▶ _Available data_:
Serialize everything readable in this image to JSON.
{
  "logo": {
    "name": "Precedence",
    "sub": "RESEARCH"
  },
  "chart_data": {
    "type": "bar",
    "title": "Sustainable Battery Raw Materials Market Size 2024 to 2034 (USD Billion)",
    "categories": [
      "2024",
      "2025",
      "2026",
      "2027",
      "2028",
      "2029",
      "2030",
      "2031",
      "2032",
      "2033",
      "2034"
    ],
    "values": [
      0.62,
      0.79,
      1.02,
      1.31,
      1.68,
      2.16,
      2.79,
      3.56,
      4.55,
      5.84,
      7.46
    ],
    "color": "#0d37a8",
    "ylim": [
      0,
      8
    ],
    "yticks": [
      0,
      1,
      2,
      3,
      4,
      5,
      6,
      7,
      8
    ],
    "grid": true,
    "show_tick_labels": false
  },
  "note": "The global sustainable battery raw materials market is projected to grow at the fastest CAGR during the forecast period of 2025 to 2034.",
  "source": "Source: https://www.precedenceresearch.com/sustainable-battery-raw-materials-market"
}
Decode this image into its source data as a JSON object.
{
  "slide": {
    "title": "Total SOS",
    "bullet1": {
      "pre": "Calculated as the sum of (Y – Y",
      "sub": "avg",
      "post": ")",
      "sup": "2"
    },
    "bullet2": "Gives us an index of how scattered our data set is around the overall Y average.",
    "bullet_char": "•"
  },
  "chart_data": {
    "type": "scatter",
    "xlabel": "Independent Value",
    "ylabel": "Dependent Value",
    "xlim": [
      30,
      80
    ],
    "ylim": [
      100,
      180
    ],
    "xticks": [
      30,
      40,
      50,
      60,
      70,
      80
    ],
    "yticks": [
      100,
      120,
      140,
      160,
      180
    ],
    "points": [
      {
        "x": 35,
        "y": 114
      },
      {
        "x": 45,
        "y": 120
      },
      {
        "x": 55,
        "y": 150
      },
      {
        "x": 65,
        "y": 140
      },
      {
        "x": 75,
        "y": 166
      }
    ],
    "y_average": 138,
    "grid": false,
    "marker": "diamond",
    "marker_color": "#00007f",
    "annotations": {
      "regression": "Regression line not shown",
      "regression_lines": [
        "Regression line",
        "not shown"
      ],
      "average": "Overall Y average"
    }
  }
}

▶ _Your objective_: Each line of the material must be restated exactly.

▶ _Solution_:
Serialize everything readable in this image to JSON.
{
  "logo": {
    "name": "Precedence",
    "sub": "RESEARCH"
  },
  "chart_data": {
    "type": "bar",
    "title": "Sustainable Battery Raw Materials Market Size 2024 to 2034 (USD Billion)",
    "categories": [
      "2024",
      "2025",
      "2026",
      "2027",
      "2028",
      "2029",
      "2030",
      "2031",
      "2032",
      "2033",
      "2034"
    ],
    "values": [
      0.62,
      0.79,
      1.02,
      1.31,
      1.68,
      2.16,
      2.79,
      3.56,
      4.55,
      5.84,
      7.46
    ],
    "color": "#0d37a8",
    "ylim": [
      0,
      8
    ],
    "yticks": [
      0,
      1,
      2,
      3,
      4,
      5,
      6,
      7,
      8
    ],
    "grid": true,
    "show_tick_labels": false
  },
  "note": "The global sustainable battery raw materials market is projected to grow at the fastest CAGR during the forecast period of 2025 to 2034.",
  "source": "Source: https://www.precedenceresearch.com/sustainable-battery-raw-materials-market"
}
Decode this image into its source data as a JSON object.
{
  "slide": {
    "title": "Total SOS",
    "bullet1": {
      "pre": "Calculated as the sum of (Y – Y",
      "sub": "avg",
      "post": ")",
      "sup": "2"
    },
    "bullet2": "Gives us an index of how scattered our data set is around the overall Y average.",
    "bullet_char": "•"
  },
  "chart_data": {
    "type": "scatter",
    "xlabel": "Independent Value",
    "ylabel": "Dependent Value",
    "xlim": [
      30,
      80
    ],
    "ylim": [
      100,
      180
    ],
    "xticks": [
      30,
      40,
      50,
      60,
      70,
      80
    ],
    "yticks": [
      100,
      120,
      140,
      160,
      180
    ],
    "points": [
      {
        "x": 35,
        "y": 114
      },
      {
        "x": 45,
        "y": 120
      },
      {
        "x": 55,
        "y": 150
      },
      {
        "x": 65,
        "y": 140
      },
      {
        "x": 75,
        "y": 166
      }
    ],
    "y_average": 138,
    "grid": false,
    "marker": "diamond",
    "marker_color": "#00007f",
    "annotations": {
      "regression": "Regression line not shown",
      "regression_lines": [
        "Regression line",
        "not shown"
      ],
      "average": "Overall Y average"
    }
  }
}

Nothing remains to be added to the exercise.